## Start ITEMS

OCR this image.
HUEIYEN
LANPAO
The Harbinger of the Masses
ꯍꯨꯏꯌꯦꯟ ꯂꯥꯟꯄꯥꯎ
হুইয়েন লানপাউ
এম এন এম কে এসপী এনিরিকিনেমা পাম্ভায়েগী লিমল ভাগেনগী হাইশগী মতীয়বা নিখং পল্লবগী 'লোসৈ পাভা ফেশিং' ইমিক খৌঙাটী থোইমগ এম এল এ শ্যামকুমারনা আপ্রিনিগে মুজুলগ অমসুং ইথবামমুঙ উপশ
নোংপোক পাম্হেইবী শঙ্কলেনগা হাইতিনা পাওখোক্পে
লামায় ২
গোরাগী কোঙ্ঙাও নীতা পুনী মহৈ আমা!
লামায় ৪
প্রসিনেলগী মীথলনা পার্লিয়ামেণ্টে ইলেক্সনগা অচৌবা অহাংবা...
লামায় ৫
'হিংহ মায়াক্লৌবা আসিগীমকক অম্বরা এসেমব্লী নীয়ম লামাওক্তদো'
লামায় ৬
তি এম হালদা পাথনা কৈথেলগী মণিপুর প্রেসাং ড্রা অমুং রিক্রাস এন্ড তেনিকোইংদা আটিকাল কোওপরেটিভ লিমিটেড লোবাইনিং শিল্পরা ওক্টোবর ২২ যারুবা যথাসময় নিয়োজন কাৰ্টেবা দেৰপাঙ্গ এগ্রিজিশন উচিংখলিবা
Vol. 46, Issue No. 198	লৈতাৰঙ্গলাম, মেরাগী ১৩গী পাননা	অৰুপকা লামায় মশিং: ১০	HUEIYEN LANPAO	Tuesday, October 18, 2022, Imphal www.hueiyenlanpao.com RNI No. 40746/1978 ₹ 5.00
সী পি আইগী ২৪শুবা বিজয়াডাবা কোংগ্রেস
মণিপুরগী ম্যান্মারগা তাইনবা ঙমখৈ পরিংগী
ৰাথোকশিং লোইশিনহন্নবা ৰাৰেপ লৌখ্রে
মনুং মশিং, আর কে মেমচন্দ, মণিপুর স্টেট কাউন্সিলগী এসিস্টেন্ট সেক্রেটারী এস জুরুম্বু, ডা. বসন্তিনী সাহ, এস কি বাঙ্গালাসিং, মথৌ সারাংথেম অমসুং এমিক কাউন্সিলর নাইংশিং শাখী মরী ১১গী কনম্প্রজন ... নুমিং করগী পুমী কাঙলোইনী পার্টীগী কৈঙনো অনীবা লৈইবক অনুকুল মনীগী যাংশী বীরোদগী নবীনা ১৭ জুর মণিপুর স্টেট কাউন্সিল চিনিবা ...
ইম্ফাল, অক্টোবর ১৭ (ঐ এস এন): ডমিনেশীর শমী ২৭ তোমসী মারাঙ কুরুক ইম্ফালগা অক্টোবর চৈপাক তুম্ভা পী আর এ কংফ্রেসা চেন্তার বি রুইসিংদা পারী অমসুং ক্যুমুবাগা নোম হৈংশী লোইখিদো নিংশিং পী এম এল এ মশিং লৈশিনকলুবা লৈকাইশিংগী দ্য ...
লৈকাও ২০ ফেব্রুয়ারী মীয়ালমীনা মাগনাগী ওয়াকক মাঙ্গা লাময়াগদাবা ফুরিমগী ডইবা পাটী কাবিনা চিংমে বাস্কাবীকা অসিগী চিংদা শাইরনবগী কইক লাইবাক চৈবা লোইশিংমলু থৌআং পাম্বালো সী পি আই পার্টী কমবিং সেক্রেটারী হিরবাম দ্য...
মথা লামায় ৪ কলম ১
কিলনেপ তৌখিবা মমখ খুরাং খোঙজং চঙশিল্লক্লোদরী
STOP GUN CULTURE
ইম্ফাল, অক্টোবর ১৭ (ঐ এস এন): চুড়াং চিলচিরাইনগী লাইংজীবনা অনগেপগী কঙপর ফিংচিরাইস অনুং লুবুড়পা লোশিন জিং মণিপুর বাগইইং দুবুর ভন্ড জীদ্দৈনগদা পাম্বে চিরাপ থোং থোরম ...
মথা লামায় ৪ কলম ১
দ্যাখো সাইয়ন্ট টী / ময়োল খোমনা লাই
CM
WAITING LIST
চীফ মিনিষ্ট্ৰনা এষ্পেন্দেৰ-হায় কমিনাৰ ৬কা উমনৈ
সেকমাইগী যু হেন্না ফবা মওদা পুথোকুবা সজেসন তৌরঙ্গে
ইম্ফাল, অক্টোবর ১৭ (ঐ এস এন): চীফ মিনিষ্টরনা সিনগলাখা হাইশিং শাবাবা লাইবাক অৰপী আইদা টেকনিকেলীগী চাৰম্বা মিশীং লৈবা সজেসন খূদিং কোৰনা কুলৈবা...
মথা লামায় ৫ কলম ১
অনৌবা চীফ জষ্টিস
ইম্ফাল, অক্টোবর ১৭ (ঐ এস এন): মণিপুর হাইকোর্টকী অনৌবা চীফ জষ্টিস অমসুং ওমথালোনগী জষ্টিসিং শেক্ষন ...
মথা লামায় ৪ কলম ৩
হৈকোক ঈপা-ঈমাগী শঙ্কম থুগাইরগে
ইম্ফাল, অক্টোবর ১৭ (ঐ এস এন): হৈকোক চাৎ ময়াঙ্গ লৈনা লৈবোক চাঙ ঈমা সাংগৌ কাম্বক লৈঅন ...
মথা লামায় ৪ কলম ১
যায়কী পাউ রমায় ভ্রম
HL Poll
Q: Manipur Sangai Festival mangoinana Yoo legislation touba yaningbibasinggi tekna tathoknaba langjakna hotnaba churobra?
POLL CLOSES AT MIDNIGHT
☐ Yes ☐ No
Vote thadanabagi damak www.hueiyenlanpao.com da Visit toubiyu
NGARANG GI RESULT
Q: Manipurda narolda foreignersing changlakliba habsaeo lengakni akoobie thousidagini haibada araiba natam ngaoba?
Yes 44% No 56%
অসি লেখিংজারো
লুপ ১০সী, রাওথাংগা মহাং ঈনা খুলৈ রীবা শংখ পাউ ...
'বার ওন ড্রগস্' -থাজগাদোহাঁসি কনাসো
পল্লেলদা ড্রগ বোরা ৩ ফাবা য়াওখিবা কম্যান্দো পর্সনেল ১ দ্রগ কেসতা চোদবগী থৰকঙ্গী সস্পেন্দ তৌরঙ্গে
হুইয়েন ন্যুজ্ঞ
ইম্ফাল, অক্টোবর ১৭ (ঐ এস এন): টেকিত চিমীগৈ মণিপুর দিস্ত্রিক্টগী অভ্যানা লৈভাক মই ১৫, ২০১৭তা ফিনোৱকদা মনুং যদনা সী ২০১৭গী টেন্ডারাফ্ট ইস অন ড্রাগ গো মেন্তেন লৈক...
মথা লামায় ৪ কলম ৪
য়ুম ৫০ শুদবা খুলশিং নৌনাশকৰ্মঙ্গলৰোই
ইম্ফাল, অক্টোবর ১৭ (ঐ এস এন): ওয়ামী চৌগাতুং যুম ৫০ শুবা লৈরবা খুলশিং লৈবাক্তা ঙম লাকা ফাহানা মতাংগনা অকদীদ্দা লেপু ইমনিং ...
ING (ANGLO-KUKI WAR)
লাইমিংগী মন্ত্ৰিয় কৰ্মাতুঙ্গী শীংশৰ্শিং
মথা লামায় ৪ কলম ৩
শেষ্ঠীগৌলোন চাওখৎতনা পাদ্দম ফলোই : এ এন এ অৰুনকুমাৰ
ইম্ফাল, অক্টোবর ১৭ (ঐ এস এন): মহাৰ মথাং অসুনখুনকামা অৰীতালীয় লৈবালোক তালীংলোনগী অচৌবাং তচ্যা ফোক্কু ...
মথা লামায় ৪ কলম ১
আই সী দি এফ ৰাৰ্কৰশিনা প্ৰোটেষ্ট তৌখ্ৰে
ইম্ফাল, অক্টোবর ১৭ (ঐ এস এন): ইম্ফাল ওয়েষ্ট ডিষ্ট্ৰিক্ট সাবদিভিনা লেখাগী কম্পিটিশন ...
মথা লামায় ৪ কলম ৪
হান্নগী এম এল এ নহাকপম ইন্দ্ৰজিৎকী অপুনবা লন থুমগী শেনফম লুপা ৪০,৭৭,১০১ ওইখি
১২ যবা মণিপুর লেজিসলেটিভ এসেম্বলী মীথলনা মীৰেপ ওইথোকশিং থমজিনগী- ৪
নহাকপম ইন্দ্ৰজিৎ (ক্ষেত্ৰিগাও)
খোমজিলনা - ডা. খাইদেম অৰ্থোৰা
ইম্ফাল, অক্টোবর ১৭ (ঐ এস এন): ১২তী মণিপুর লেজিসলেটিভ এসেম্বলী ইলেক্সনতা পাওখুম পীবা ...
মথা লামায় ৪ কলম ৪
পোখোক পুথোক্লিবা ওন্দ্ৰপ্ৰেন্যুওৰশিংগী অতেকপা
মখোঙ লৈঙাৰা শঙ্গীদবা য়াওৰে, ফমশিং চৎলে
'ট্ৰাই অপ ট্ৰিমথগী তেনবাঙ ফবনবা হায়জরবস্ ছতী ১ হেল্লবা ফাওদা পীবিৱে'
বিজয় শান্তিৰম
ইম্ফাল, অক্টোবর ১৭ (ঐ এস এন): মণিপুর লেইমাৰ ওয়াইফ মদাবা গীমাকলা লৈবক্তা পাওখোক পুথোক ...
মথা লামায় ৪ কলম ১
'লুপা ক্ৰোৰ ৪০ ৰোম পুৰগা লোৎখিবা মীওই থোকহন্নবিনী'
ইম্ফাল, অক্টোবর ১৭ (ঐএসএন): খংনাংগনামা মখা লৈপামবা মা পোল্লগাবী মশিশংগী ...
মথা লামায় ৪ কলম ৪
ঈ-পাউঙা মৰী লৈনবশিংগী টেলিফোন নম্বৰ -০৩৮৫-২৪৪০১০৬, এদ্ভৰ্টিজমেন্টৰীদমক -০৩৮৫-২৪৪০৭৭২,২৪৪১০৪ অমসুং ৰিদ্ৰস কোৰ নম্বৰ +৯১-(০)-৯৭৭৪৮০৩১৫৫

## End ITEMS

Write out each line of the data that holds the string "hueiyenlanpao".

Vol. 46, Issue No. 198	লৈতাৰঙ্গলাম, মেরাগী ১৩গী পাননা	অৰুপকা লামায় মশিং: ১০	HUEIYEN LANPAO	Tuesday, October 18, 2022, Imphal www.hueiyenlanpao.com RNI No. 40746/1978 ₹ 5.00
Vote thadanabagi damak www.hueiyenlanpao.com da Visit toubiyu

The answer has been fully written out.